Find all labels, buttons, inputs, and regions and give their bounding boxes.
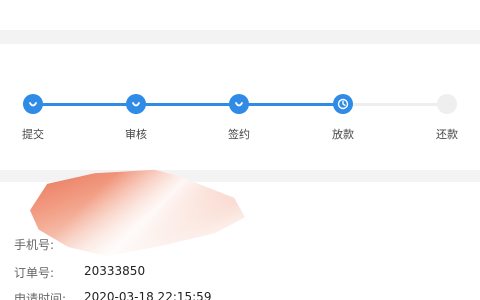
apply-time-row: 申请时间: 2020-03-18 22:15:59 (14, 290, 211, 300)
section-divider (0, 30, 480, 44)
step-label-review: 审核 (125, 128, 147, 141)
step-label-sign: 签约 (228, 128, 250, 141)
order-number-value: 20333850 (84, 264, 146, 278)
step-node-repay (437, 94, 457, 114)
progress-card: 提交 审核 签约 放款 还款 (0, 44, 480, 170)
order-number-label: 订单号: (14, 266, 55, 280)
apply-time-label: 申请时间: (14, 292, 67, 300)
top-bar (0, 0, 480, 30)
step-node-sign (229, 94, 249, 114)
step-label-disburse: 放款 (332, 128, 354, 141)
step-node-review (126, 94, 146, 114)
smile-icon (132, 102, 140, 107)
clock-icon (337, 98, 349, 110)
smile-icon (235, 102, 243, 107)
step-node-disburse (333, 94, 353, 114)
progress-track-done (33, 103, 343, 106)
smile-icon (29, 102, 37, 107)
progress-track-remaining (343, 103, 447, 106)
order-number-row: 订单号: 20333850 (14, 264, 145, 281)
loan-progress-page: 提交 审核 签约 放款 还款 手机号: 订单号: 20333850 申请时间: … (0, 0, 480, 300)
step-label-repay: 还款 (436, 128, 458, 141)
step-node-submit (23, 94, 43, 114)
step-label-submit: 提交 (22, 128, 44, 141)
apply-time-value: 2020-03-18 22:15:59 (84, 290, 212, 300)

________________

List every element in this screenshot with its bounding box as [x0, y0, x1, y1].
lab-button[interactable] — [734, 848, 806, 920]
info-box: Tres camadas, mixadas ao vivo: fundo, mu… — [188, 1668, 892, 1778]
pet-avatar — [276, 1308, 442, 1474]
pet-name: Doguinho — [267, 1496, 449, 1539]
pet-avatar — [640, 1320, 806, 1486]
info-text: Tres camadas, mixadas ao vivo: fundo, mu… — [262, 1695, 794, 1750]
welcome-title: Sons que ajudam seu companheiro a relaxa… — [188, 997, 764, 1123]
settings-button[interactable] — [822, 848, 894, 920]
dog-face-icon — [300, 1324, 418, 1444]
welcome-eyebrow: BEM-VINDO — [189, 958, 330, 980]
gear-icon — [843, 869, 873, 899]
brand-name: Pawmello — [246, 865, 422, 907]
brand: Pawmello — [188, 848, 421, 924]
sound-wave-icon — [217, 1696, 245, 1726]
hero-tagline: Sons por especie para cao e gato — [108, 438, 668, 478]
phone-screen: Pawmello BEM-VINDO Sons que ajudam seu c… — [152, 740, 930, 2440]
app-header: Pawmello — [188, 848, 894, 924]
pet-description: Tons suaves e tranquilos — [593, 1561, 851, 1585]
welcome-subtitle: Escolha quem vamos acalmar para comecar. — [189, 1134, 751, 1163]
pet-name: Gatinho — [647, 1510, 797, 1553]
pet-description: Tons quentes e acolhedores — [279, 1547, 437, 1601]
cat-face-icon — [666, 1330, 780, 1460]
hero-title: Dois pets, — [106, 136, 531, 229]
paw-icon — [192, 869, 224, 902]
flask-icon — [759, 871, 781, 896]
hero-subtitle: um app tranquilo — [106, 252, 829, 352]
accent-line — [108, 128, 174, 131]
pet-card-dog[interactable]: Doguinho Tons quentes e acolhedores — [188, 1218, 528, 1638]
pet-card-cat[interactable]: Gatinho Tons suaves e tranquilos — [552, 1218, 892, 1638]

________________

- What is asked -
Quote the data verbatim, beginning at the line that contains "List every element" and stopping after the line that contains "pet-name: Doguinho — [267, 1496, 449, 1539]".

- Response -
List every element in this screenshot with its bounding box as [x0, y0, x1, y1].
lab-button[interactable] — [734, 848, 806, 920]
info-box: Tres camadas, mixadas ao vivo: fundo, mu… — [188, 1668, 892, 1778]
pet-avatar — [276, 1308, 442, 1474]
pet-name: Doguinho — [267, 1496, 449, 1539]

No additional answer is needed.